Items from a figure collection
'''

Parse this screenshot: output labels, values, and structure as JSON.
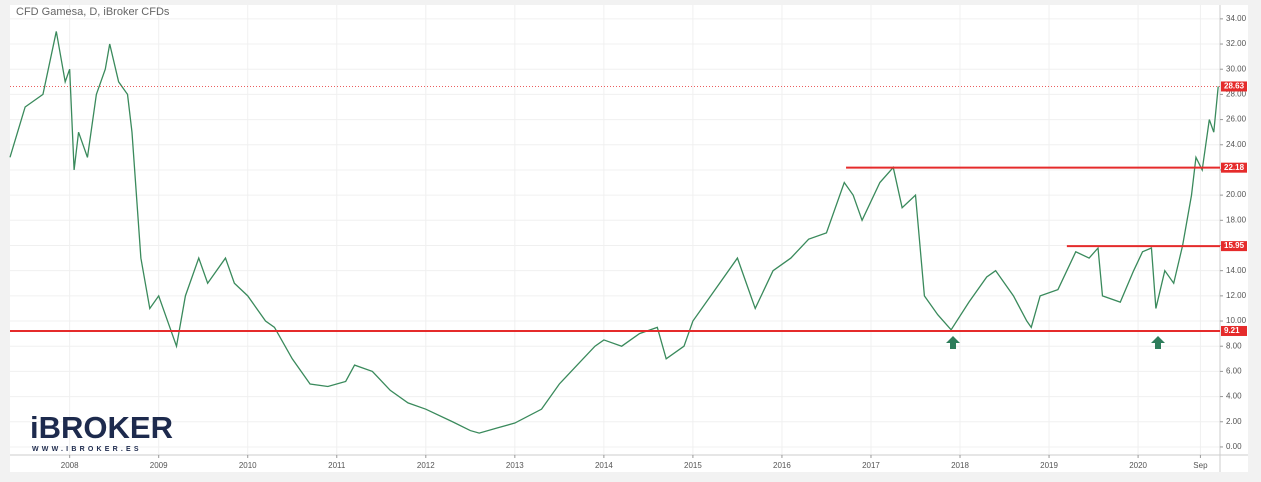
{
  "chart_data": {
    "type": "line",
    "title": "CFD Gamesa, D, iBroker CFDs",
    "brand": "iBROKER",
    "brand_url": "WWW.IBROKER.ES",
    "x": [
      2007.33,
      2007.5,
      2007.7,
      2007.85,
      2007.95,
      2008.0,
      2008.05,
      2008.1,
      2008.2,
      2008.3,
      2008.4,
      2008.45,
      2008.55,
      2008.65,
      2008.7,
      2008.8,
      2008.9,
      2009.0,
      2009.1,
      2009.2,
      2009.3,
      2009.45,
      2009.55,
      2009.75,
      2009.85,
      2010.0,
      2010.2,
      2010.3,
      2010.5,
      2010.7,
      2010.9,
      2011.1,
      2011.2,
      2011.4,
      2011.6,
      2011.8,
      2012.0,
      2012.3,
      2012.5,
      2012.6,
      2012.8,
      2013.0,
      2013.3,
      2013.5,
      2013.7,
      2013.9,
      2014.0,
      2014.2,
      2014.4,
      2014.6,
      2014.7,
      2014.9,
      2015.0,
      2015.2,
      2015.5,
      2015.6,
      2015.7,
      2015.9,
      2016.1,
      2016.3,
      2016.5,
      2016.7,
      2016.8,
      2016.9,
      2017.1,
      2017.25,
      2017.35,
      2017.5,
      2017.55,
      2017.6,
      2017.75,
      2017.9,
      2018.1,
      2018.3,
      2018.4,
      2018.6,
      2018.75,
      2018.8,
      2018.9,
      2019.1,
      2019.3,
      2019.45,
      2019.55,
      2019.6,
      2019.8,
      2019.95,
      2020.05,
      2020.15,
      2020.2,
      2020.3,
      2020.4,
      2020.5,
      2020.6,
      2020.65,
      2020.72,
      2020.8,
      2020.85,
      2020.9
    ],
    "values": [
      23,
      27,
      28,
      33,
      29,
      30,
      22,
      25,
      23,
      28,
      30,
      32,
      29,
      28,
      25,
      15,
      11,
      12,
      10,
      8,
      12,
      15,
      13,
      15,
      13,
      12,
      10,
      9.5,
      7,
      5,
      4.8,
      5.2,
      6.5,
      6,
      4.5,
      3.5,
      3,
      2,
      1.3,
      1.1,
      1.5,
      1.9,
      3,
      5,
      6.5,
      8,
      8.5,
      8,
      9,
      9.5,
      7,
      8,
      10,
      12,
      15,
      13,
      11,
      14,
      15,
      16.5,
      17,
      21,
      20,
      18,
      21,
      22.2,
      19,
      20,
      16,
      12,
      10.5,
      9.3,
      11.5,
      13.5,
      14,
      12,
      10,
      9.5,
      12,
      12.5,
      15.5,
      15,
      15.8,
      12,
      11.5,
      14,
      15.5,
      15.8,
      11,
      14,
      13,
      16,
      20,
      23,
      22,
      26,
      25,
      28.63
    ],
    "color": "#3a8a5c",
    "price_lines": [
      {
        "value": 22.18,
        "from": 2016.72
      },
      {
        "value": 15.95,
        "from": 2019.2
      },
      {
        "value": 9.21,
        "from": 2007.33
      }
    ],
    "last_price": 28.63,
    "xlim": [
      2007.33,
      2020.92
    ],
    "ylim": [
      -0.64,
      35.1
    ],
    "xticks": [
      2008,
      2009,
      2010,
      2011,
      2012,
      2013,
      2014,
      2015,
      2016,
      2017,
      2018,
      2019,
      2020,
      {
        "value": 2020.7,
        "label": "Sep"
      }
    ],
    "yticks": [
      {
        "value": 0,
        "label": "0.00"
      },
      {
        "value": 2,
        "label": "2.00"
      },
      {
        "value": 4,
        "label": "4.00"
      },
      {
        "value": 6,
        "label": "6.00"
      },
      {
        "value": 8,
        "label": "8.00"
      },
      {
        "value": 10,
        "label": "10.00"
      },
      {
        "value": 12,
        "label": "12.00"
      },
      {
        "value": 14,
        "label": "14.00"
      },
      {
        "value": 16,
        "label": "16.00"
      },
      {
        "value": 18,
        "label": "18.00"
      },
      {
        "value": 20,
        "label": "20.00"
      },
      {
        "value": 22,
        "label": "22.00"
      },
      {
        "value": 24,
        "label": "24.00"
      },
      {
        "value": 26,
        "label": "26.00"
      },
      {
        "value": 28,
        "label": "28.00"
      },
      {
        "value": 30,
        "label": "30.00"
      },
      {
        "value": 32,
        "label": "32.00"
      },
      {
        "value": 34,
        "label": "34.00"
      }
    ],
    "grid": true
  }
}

'''
'''

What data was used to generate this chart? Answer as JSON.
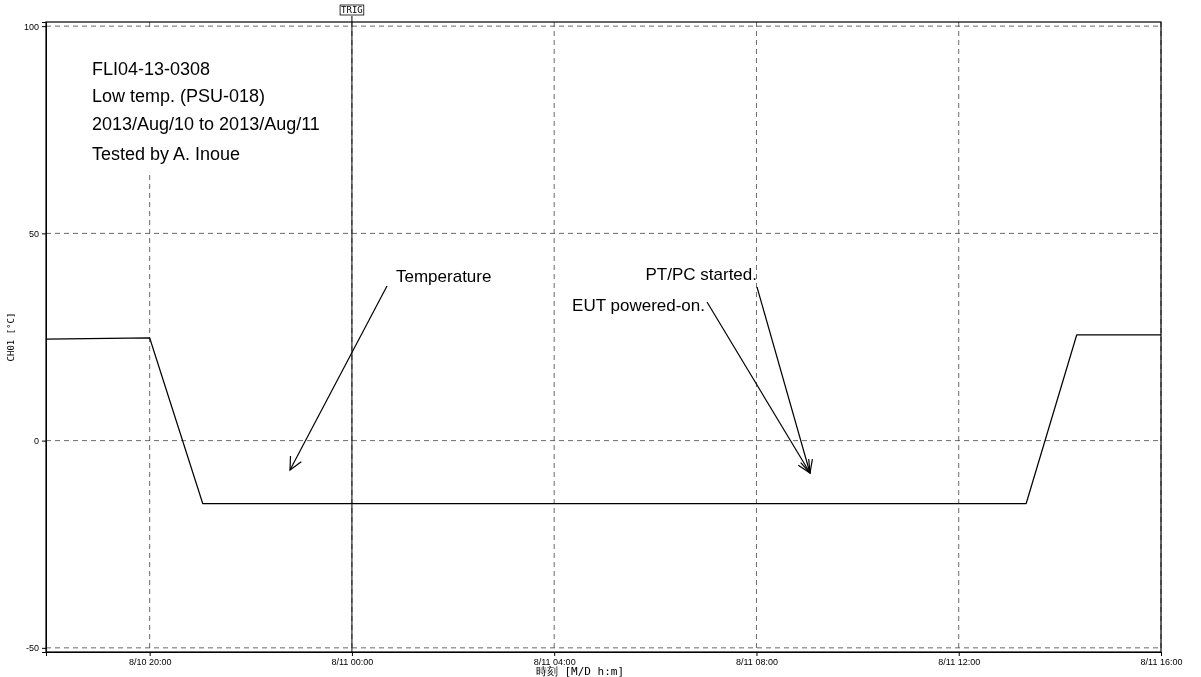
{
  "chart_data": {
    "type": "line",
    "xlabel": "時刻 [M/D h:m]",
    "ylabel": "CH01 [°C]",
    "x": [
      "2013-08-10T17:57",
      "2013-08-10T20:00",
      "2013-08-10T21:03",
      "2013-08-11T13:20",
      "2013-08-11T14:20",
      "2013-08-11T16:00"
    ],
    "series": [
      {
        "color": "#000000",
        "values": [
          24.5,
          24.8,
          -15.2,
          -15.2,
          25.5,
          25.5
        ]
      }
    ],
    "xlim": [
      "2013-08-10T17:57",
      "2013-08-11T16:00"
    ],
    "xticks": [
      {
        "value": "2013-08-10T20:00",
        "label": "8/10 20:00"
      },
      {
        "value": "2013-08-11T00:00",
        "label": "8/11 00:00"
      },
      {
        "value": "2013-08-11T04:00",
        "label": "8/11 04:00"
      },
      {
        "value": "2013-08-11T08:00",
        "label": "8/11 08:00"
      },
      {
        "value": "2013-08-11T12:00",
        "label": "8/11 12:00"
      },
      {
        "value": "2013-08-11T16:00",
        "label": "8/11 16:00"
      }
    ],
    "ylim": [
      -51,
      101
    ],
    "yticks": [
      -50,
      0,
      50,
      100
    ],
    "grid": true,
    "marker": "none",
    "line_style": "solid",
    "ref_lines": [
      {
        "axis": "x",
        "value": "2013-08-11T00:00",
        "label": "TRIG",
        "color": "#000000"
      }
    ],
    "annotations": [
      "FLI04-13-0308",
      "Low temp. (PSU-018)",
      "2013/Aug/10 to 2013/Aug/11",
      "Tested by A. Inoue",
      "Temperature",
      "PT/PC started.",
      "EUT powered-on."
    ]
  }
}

'''

Copy all lines of the listing above that contain the string "JSON".

Parse this screenshot: output labels, values, and structure as JSON.
What data was used to generate this chart? Answer as JSON.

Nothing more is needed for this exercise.